Given request >>
The listing below should be written out exactly; please include all of it.

Records supplied >>
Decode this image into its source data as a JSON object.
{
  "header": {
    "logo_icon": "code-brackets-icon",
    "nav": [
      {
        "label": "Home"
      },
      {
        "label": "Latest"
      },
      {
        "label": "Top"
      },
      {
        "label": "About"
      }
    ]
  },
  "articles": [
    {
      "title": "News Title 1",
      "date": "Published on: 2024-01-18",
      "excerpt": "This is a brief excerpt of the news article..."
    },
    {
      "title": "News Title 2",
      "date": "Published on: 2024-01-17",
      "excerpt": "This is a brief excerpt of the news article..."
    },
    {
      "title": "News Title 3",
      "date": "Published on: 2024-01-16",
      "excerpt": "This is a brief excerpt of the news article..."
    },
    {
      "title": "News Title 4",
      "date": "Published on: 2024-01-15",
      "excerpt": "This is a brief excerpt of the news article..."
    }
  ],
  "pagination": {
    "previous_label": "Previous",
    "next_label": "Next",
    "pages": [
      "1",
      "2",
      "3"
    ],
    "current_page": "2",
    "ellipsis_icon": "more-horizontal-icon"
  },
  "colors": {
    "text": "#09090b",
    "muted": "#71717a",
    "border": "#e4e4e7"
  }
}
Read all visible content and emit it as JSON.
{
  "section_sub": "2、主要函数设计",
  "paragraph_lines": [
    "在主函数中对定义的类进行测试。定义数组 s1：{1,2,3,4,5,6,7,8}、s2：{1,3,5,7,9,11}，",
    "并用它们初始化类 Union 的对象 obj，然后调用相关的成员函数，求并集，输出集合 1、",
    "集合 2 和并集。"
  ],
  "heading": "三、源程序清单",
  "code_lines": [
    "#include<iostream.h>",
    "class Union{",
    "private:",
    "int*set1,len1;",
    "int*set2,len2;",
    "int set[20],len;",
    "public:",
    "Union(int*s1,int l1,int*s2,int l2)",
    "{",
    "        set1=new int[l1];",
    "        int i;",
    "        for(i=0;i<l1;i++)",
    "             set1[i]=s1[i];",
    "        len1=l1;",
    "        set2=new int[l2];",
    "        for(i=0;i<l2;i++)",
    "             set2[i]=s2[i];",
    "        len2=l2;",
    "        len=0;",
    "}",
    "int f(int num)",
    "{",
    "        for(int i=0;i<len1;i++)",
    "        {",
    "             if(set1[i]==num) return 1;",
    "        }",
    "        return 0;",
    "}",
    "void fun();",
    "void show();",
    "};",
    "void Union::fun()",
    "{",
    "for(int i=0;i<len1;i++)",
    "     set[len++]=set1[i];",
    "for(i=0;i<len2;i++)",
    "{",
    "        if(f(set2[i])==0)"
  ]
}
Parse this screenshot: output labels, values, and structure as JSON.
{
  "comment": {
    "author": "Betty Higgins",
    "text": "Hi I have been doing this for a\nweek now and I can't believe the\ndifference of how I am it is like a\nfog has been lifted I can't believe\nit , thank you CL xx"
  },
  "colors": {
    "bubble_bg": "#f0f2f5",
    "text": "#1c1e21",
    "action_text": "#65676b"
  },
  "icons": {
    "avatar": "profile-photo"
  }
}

Final result >>
Decode this image into its source data as a JSON object.
{
  "header": {
    "logo_icon": "code-brackets-icon",
    "nav": [
      {
        "label": "Home"
      },
      {
        "label": "Latest"
      },
      {
        "label": "Top"
      },
      {
        "label": "About"
      }
    ]
  },
  "articles": [
    {
      "title": "News Title 1",
      "date": "Published on: 2024-01-18",
      "excerpt": "This is a brief excerpt of the news article..."
    },
    {
      "title": "News Title 2",
      "date": "Published on: 2024-01-17",
      "excerpt": "This is a brief excerpt of the news article..."
    },
    {
      "title": "News Title 3",
      "date": "Published on: 2024-01-16",
      "excerpt": "This is a brief excerpt of the news article..."
    },
    {
      "title": "News Title 4",
      "date": "Published on: 2024-01-15",
      "excerpt": "This is a brief excerpt of the news article..."
    }
  ],
  "pagination": {
    "previous_label": "Previous",
    "next_label": "Next",
    "pages": [
      "1",
      "2",
      "3"
    ],
    "current_page": "2",
    "ellipsis_icon": "more-horizontal-icon"
  },
  "colors": {
    "text": "#09090b",
    "muted": "#71717a",
    "border": "#e4e4e7"
  }
}
Read all visible content and emit it as JSON.
{
  "section_sub": "2、主要函数设计",
  "paragraph_lines": [
    "在主函数中对定义的类进行测试。定义数组 s1：{1,2,3,4,5,6,7,8}、s2：{1,3,5,7,9,11}，",
    "并用它们初始化类 Union 的对象 obj，然后调用相关的成员函数，求并集，输出集合 1、",
    "集合 2 和并集。"
  ],
  "heading": "三、源程序清单",
  "code_lines": [
    "#include<iostream.h>",
    "class Union{",
    "private:",
    "int*set1,len1;",
    "int*set2,len2;",
    "int set[20],len;",
    "public:",
    "Union(int*s1,int l1,int*s2,int l2)",
    "{",
    "        set1=new int[l1];",
    "        int i;",
    "        for(i=0;i<l1;i++)",
    "             set1[i]=s1[i];",
    "        len1=l1;",
    "        set2=new int[l2];",
    "        for(i=0;i<l2;i++)",
    "             set2[i]=s2[i];",
    "        len2=l2;",
    "        len=0;",
    "}",
    "int f(int num)",
    "{",
    "        for(int i=0;i<len1;i++)",
    "        {",
    "             if(set1[i]==num) return 1;",
    "        }",
    "        return 0;",
    "}",
    "void fun();",
    "void show();",
    "};",
    "void Union::fun()",
    "{",
    "for(int i=0;i<len1;i++)",
    "     set[len++]=set1[i];",
    "for(i=0;i<len2;i++)",
    "{",
    "        if(f(set2[i])==0)"
  ]
}
Parse this screenshot: output labels, values, and structure as JSON.
{
  "comment": {
    "author": "Betty Higgins",
    "text": "Hi I have been doing this for a\nweek now and I can't believe the\ndifference of how I am it is like a\nfog has been lifted I can't believe\nit , thank you CL xx"
  },
  "colors": {
    "bubble_bg": "#f0f2f5",
    "text": "#1c1e21",
    "action_text": "#65676b"
  },
  "icons": {
    "avatar": "profile-photo"
  }
}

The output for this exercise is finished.